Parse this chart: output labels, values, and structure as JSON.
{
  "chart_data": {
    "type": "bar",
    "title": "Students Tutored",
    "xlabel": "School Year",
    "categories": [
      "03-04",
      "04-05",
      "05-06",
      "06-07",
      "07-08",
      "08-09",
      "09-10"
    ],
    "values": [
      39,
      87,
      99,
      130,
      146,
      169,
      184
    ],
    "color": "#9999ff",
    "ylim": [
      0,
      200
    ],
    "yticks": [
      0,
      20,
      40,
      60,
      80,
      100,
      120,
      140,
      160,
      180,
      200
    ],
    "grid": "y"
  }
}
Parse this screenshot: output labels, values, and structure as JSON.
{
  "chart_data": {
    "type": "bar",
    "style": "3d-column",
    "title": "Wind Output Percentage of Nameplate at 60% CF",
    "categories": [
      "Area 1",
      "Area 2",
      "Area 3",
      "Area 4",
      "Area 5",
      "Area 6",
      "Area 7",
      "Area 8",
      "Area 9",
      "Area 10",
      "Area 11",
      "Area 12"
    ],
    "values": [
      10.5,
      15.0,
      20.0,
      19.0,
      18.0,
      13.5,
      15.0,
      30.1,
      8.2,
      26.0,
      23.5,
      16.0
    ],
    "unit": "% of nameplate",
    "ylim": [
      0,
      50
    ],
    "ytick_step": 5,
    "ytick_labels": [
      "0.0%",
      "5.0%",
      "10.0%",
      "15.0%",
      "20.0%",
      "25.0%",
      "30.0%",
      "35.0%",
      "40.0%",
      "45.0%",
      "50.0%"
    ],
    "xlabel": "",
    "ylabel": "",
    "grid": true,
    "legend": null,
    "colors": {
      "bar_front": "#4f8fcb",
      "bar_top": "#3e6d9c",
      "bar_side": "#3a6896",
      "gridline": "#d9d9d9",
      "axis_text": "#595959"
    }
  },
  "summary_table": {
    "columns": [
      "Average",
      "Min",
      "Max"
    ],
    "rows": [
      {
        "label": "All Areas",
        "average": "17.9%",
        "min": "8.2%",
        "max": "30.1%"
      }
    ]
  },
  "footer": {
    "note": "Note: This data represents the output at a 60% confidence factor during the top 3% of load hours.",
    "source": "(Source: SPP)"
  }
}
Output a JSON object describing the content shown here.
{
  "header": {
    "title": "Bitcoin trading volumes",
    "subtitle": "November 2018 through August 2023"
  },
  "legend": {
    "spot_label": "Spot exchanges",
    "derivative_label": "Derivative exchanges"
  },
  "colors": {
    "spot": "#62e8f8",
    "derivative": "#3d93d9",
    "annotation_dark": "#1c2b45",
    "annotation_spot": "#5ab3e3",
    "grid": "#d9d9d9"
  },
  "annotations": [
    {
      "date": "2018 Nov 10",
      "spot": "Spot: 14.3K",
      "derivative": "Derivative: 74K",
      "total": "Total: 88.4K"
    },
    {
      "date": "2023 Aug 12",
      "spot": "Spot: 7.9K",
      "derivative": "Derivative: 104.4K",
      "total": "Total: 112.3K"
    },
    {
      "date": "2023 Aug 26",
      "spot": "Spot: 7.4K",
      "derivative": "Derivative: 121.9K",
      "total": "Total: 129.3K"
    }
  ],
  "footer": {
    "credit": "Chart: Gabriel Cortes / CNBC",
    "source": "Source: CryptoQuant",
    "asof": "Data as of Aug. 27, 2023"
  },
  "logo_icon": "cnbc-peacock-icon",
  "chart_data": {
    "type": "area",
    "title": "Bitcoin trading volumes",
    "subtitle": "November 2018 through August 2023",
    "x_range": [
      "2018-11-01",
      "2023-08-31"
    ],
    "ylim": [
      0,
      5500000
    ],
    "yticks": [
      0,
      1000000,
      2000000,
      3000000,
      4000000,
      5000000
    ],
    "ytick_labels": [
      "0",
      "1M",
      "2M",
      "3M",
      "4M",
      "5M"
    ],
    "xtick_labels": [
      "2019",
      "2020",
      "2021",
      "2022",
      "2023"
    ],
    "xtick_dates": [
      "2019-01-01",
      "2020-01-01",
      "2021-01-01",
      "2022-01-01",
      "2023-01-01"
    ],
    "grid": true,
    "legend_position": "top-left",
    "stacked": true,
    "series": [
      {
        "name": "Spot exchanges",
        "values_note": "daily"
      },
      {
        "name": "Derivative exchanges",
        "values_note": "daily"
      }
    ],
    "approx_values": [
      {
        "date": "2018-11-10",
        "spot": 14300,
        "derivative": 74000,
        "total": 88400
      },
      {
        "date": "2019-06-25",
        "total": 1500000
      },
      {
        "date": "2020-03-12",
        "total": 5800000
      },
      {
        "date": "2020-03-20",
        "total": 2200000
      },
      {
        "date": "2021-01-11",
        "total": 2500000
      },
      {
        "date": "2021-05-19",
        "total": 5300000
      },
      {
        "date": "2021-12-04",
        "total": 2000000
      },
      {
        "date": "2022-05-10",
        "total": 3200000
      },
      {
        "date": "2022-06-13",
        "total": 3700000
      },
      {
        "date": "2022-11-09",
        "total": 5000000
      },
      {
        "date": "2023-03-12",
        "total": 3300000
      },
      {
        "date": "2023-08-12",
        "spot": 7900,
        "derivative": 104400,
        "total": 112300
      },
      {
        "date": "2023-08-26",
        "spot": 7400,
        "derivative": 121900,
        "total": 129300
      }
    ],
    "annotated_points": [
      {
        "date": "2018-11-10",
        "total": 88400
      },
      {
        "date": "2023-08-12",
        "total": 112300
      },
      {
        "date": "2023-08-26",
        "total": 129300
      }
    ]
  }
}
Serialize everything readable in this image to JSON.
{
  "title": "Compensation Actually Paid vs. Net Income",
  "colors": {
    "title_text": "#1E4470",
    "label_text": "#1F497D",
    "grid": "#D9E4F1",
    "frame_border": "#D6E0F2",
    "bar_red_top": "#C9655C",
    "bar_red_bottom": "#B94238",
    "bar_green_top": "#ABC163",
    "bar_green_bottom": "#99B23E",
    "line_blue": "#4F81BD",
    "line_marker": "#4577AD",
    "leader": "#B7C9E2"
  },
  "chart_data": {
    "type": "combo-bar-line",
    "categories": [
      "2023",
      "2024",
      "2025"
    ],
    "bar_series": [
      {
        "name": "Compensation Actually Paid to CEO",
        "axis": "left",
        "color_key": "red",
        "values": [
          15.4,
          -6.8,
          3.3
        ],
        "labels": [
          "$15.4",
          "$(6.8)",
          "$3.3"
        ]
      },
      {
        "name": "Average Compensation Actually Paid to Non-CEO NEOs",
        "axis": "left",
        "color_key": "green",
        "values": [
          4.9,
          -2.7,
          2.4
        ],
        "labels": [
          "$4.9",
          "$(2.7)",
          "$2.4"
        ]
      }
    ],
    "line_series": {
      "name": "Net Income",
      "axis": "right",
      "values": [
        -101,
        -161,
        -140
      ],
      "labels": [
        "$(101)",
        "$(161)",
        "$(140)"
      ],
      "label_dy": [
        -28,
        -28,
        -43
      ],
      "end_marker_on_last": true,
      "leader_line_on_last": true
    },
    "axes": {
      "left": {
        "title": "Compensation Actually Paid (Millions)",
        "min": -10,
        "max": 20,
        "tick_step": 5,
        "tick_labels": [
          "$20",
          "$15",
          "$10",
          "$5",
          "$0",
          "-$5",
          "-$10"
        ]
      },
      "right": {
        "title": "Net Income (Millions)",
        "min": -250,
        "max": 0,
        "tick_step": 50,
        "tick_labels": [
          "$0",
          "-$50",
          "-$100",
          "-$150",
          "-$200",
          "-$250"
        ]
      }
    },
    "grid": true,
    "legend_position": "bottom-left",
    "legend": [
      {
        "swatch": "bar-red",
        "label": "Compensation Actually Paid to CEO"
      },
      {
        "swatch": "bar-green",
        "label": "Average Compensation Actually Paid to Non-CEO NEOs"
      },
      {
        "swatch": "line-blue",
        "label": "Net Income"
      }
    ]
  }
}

————

*INSTRUCTIONS FOR THE TASK*.
What is the number of lines in the listing that contain the string "Source"? Reply with that number alone.

*TASK RESPONSE*.
2